Task to carry out> Entries follow. Set all of them down as they stand.

(A run of records)

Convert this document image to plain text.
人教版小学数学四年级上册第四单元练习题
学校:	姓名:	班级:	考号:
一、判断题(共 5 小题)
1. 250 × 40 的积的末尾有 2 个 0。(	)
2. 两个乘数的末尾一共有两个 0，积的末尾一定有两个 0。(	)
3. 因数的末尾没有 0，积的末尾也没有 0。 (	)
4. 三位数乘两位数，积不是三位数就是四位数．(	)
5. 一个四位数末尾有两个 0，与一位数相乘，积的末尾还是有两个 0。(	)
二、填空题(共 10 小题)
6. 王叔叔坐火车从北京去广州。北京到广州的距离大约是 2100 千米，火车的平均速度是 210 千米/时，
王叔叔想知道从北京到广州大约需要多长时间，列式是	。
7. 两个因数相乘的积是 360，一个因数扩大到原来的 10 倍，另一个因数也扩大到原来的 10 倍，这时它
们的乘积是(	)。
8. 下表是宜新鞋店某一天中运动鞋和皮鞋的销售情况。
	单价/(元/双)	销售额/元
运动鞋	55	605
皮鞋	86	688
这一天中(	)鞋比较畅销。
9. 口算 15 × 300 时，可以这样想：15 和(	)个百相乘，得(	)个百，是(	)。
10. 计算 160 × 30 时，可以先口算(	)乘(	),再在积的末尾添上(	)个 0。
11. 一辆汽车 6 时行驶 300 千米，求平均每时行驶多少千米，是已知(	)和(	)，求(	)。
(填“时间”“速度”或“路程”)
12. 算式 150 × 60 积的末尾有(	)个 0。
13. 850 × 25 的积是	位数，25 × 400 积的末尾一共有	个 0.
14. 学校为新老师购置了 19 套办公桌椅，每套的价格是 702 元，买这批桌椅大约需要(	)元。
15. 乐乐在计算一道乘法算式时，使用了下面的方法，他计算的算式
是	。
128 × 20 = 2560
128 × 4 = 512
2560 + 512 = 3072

Final result>
Convert this document image to plain text.
人教版小学数学四年级上册第四单元练习题
学校:	姓名:	班级:	考号:
一、判断题(共 5 小题)
1. 250 × 40 的积的末尾有 2 个 0。(	)
2. 两个乘数的末尾一共有两个 0，积的末尾一定有两个 0。(	)
3. 因数的末尾没有 0，积的末尾也没有 0。 (	)
4. 三位数乘两位数，积不是三位数就是四位数．(	)
5. 一个四位数末尾有两个 0，与一位数相乘，积的末尾还是有两个 0。(	)
二、填空题(共 10 小题)
6. 王叔叔坐火车从北京去广州。北京到广州的距离大约是 2100 千米，火车的平均速度是 210 千米/时，
王叔叔想知道从北京到广州大约需要多长时间，列式是	。
7. 两个因数相乘的积是 360，一个因数扩大到原来的 10 倍，另一个因数也扩大到原来的 10 倍，这时它
们的乘积是(	)。
8. 下表是宜新鞋店某一天中运动鞋和皮鞋的销售情况。
	单价/(元/双)	销售额/元
运动鞋	55	605
皮鞋	86	688
这一天中(	)鞋比较畅销。
9. 口算 15 × 300 时，可以这样想：15 和(	)个百相乘，得(	)个百，是(	)。
10. 计算 160 × 30 时，可以先口算(	)乘(	),再在积的末尾添上(	)个 0。
11. 一辆汽车 6 时行驶 300 千米，求平均每时行驶多少千米，是已知(	)和(	)，求(	)。
(填“时间”“速度”或“路程”)
12. 算式 150 × 60 积的末尾有(	)个 0。
13. 850 × 25 的积是	位数，25 × 400 积的末尾一共有	个 0.
14. 学校为新老师购置了 19 套办公桌椅，每套的价格是 702 元，买这批桌椅大约需要(	)元。
15. 乐乐在计算一道乘法算式时，使用了下面的方法，他计算的算式
是	。
128 × 20 = 2560
128 × 4 = 512
2560 + 512 = 3072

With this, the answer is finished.